-- START Source records --

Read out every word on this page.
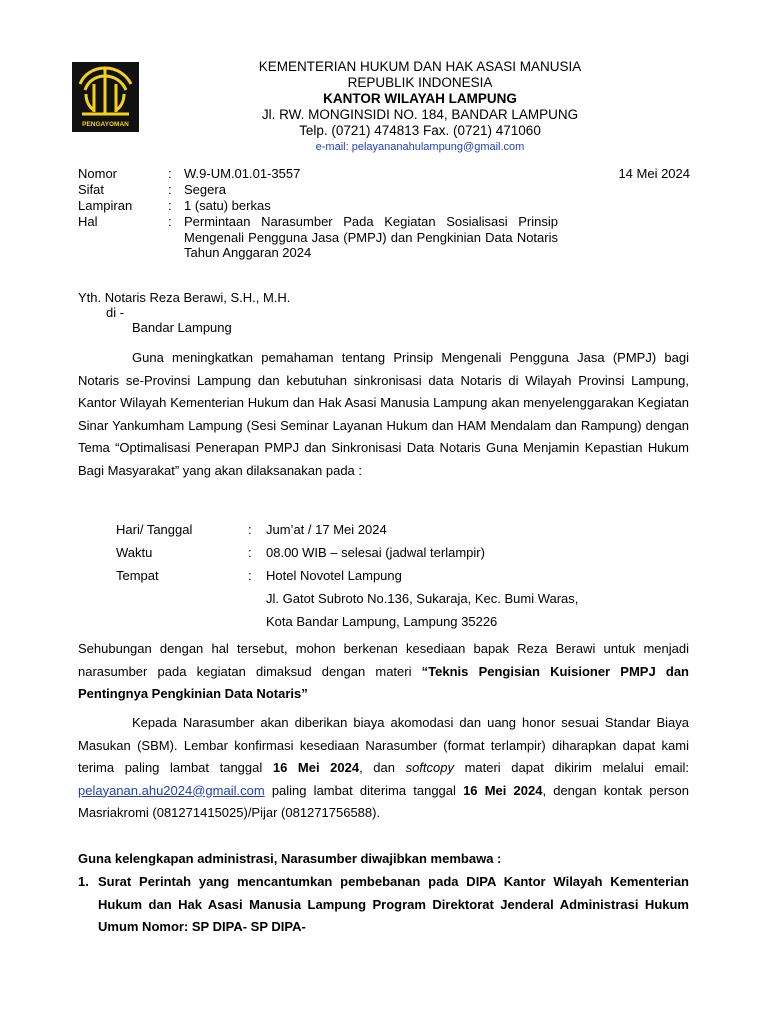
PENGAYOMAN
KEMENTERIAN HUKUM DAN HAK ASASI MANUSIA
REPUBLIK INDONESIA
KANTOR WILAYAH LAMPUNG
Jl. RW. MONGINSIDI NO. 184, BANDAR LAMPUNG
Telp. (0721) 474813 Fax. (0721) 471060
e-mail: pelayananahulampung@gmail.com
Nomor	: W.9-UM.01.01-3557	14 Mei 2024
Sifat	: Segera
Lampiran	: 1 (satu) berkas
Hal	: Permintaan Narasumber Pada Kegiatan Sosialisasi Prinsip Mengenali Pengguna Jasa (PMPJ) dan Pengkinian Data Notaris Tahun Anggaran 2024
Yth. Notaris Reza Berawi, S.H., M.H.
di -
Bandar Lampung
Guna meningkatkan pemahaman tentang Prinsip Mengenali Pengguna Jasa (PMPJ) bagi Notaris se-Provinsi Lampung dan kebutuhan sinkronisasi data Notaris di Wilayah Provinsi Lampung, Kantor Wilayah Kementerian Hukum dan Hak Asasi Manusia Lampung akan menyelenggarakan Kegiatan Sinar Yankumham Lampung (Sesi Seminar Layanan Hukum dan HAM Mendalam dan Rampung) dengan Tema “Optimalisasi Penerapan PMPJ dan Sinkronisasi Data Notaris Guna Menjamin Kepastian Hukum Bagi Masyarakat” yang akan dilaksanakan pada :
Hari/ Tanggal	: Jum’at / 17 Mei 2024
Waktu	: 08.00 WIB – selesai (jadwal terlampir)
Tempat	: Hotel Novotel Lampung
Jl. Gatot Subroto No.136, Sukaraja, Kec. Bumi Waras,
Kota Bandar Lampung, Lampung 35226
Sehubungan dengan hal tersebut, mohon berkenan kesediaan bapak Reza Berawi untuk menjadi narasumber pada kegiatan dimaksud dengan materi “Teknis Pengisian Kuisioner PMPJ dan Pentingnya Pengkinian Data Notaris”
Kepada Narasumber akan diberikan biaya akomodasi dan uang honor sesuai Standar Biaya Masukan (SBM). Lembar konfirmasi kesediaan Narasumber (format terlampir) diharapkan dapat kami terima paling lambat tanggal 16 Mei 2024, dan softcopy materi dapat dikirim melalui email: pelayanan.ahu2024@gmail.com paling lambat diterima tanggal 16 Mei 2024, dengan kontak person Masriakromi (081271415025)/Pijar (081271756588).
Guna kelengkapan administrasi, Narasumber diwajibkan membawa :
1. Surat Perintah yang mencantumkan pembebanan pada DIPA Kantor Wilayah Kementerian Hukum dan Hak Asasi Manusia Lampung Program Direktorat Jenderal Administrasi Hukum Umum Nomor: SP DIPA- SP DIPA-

-- END Source records --

**Given request**
Without including the pictures, return each record above exactly as it stands.

**Solution to the exercise**
Read out every word on this page.
PENGAYOMAN
KEMENTERIAN HUKUM DAN HAK ASASI MANUSIA
REPUBLIK INDONESIA
KANTOR WILAYAH LAMPUNG
Jl. RW. MONGINSIDI NO. 184, BANDAR LAMPUNG
Telp. (0721) 474813 Fax. (0721) 471060
e-mail: pelayananahulampung@gmail.com
Nomor	: W.9-UM.01.01-3557	14 Mei 2024
Sifat	: Segera
Lampiran	: 1 (satu) berkas
Hal	: Permintaan Narasumber Pada Kegiatan Sosialisasi Prinsip Mengenali Pengguna Jasa (PMPJ) dan Pengkinian Data Notaris Tahun Anggaran 2024
Yth. Notaris Reza Berawi, S.H., M.H.
di -
Bandar Lampung
Guna meningkatkan pemahaman tentang Prinsip Mengenali Pengguna Jasa (PMPJ) bagi Notaris se-Provinsi Lampung dan kebutuhan sinkronisasi data Notaris di Wilayah Provinsi Lampung, Kantor Wilayah Kementerian Hukum dan Hak Asasi Manusia Lampung akan menyelenggarakan Kegiatan Sinar Yankumham Lampung (Sesi Seminar Layanan Hukum dan HAM Mendalam dan Rampung) dengan Tema “Optimalisasi Penerapan PMPJ dan Sinkronisasi Data Notaris Guna Menjamin Kepastian Hukum Bagi Masyarakat” yang akan dilaksanakan pada :
Hari/ Tanggal	: Jum’at / 17 Mei 2024
Waktu	: 08.00 WIB – selesai (jadwal terlampir)
Tempat	: Hotel Novotel Lampung
Jl. Gatot Subroto No.136, Sukaraja, Kec. Bumi Waras,
Kota Bandar Lampung, Lampung 35226
Sehubungan dengan hal tersebut, mohon berkenan kesediaan bapak Reza Berawi untuk menjadi narasumber pada kegiatan dimaksud dengan materi “Teknis Pengisian Kuisioner PMPJ dan Pentingnya Pengkinian Data Notaris”
Kepada Narasumber akan diberikan biaya akomodasi dan uang honor sesuai Standar Biaya Masukan (SBM). Lembar konfirmasi kesediaan Narasumber (format terlampir) diharapkan dapat kami terima paling lambat tanggal 16 Mei 2024, dan softcopy materi dapat dikirim melalui email: pelayanan.ahu2024@gmail.com paling lambat diterima tanggal 16 Mei 2024, dengan kontak person Masriakromi (081271415025)/Pijar (081271756588).
Guna kelengkapan administrasi, Narasumber diwajibkan membawa :
1. Surat Perintah yang mencantumkan pembebanan pada DIPA Kantor Wilayah Kementerian Hukum dan Hak Asasi Manusia Lampung Program Direktorat Jenderal Administrasi Hukum Umum Nomor: SP DIPA- SP DIPA-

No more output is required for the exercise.